--- BEGIN Provided material ---

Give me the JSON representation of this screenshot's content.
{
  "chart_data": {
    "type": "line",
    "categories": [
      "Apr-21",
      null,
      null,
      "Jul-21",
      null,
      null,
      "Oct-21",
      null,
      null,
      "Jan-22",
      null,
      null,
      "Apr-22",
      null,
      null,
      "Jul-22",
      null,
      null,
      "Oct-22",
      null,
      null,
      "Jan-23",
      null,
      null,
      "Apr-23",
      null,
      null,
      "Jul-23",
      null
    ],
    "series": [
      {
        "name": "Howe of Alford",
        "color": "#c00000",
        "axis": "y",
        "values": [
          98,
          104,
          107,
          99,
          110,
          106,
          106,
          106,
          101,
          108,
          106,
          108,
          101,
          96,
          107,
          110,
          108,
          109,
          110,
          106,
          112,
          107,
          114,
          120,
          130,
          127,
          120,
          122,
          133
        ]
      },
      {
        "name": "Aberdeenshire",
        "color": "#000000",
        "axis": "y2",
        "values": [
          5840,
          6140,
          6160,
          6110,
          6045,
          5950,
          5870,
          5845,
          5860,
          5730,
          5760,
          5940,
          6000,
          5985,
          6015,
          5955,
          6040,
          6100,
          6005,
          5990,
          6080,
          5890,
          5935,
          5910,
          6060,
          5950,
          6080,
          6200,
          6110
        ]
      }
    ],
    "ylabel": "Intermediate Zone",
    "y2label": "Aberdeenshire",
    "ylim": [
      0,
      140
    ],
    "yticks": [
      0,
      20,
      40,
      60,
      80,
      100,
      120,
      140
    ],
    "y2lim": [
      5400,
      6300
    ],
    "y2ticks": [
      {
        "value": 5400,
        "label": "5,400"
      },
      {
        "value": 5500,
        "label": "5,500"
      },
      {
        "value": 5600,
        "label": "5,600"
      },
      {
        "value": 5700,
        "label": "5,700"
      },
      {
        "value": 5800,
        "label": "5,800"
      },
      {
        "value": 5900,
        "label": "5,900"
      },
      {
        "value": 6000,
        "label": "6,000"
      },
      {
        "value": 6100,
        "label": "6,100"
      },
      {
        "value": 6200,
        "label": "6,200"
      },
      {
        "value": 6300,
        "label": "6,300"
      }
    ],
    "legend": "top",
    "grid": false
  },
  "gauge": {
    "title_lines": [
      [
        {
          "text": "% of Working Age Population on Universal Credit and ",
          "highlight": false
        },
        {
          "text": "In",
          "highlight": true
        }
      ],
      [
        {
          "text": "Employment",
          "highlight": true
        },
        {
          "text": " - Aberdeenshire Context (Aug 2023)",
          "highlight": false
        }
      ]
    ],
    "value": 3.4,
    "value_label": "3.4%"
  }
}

--- END Provided material ---

§ Given exercise: Where a line of the records above holds the word "name", copy that line.

§ Finished exercise:
        "name": "Howe of Alford",
        "name": "Aberdeenshire",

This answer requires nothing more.